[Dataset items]
# # # #

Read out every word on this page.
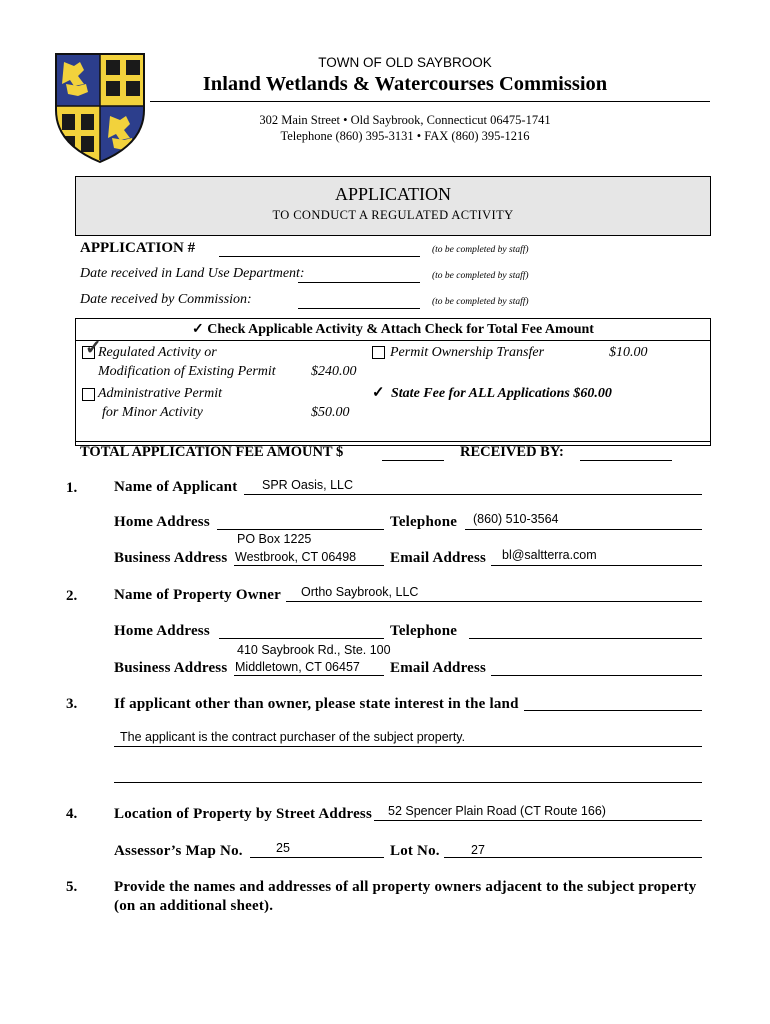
TOWN OF OLD SAYBROOK
Inland Wetlands & Watercourses Commission
302 Main Street • Old Saybrook, Connecticut 06475-1741
Telephone (860) 395-3131 • FAX (860) 395-1216
APPLICATION
TO CONDUCT A REGULATED ACTIVITY
APPLICATION #	(to be completed by staff)
Date received in Land Use Department:	(to be completed by staff)
Date received by Commission:	(to be completed by staff)
✓ Check Applicable Activity & Attach Check for Total Fee Amount
✓
Regulated Activity or
Modification of Existing Permit	$240.00
Administrative Permit
for Minor Activity	$50.00
Permit Ownership Transfer	$10.00
✓ State Fee for ALL Applications $60.00
TOTAL APPLICATION FEE AMOUNT $	RECEIVED BY:
1. Name of Applicant SPR Oasis, LLC
Home Address	Telephone (860) 510-3564
PO Box 1225
Business Address Westbrook, CT 06498 Email Address bl@saltterra.com
2. Name of Property Owner Ortho Saybrook, LLC
Home Address	Telephone
410 Saybrook Rd., Ste. 100
Business Address Middletown, CT 06457 Email Address
3. If applicant other than owner, please state interest in the land
The applicant is the contract purchaser of the subject property.
4. Location of Property by Street Address 52 Spencer Plain Road (CT Route 166)
Assessor’s Map No.	25	Lot No.	27
5. Provide the names and addresses of all property owners adjacent to the subject property
(on an additional sheet).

# # # #

## Objective
Return all of the entries exactly as written, but drop any pictures they hold.

## Expected answer
Read out every word on this page.
TOWN OF OLD SAYBROOK
Inland Wetlands & Watercourses Commission
302 Main Street • Old Saybrook, Connecticut 06475-1741
Telephone (860) 395-3131 • FAX (860) 395-1216
APPLICATION
TO CONDUCT A REGULATED ACTIVITY
APPLICATION #	(to be completed by staff)
Date received in Land Use Department:	(to be completed by staff)
Date received by Commission:	(to be completed by staff)
✓ Check Applicable Activity & Attach Check for Total Fee Amount
✓
Regulated Activity or
Modification of Existing Permit	$240.00
Administrative Permit
for Minor Activity	$50.00
Permit Ownership Transfer	$10.00
✓ State Fee for ALL Applications $60.00
TOTAL APPLICATION FEE AMOUNT $	RECEIVED BY:
1. Name of Applicant SPR Oasis, LLC
Home Address	Telephone (860) 510-3564
PO Box 1225
Business Address Westbrook, CT 06498 Email Address bl@saltterra.com
2. Name of Property Owner Ortho Saybrook, LLC
Home Address	Telephone
410 Saybrook Rd., Ste. 100
Business Address Middletown, CT 06457 Email Address
3. If applicant other than owner, please state interest in the land
The applicant is the contract purchaser of the subject property.
4. Location of Property by Street Address 52 Spencer Plain Road (CT Route 166)
Assessor’s Map No.	25	Lot No.	27
5. Provide the names and addresses of all property owners adjacent to the subject property
(on an additional sheet).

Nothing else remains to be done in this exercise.